- What to produce
Select and reproduce each line of the listing below that bears the string "Organización".

- Exercise input
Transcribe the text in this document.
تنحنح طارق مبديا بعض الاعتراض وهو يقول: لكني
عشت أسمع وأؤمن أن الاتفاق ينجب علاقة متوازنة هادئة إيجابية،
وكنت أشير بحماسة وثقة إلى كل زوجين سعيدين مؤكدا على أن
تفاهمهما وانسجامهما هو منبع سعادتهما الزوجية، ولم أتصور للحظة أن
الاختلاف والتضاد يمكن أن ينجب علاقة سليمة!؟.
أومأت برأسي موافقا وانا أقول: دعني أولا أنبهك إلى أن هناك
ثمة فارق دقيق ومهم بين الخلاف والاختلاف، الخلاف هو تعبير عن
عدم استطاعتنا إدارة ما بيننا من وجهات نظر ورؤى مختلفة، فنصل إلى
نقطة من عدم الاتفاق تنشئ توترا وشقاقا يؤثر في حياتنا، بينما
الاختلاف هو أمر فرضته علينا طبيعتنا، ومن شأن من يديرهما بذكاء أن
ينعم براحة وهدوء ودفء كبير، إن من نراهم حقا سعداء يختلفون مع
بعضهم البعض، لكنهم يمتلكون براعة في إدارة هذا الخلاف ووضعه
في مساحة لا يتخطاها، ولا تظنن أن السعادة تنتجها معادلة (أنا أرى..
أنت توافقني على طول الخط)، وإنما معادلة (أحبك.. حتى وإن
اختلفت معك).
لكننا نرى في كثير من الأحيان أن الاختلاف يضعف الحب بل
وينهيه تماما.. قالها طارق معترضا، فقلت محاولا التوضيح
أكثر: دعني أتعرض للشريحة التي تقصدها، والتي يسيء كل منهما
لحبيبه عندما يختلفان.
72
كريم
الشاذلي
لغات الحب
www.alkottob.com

---

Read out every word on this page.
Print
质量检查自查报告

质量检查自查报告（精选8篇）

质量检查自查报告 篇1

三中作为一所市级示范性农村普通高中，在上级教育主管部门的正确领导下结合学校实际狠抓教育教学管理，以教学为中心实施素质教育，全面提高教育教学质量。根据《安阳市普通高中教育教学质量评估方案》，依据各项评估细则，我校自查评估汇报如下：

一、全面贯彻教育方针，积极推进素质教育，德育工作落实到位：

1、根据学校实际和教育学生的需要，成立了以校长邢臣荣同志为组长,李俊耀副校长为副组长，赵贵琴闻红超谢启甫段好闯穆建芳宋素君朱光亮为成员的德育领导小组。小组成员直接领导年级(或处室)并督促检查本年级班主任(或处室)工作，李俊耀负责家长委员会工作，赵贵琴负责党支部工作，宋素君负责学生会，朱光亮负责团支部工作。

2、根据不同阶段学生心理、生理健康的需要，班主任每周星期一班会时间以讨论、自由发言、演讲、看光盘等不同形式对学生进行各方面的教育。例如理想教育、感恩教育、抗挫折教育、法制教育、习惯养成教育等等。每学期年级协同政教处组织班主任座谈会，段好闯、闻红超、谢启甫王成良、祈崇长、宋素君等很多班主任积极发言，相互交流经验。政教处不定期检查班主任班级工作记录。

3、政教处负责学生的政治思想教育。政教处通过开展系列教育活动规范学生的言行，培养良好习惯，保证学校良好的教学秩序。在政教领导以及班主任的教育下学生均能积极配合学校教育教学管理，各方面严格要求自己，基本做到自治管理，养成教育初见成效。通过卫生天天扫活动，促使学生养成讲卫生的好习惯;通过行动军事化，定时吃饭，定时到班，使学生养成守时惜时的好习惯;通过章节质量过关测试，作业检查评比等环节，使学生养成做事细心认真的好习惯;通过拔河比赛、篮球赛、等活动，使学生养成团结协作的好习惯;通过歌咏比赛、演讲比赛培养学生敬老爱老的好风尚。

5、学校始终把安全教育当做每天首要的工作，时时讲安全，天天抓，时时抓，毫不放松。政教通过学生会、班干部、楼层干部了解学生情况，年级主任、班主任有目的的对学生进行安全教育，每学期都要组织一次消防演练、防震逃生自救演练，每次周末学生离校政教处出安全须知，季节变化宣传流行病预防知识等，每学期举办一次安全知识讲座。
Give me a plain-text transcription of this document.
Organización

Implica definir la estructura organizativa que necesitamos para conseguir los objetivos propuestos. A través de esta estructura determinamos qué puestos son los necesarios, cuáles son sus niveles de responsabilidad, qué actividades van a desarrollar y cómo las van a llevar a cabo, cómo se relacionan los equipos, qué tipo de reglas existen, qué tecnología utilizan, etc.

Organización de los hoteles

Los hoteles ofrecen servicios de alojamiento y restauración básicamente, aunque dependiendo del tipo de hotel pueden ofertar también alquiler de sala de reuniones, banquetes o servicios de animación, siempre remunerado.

- Written answer
Organización
Organización de los hoteles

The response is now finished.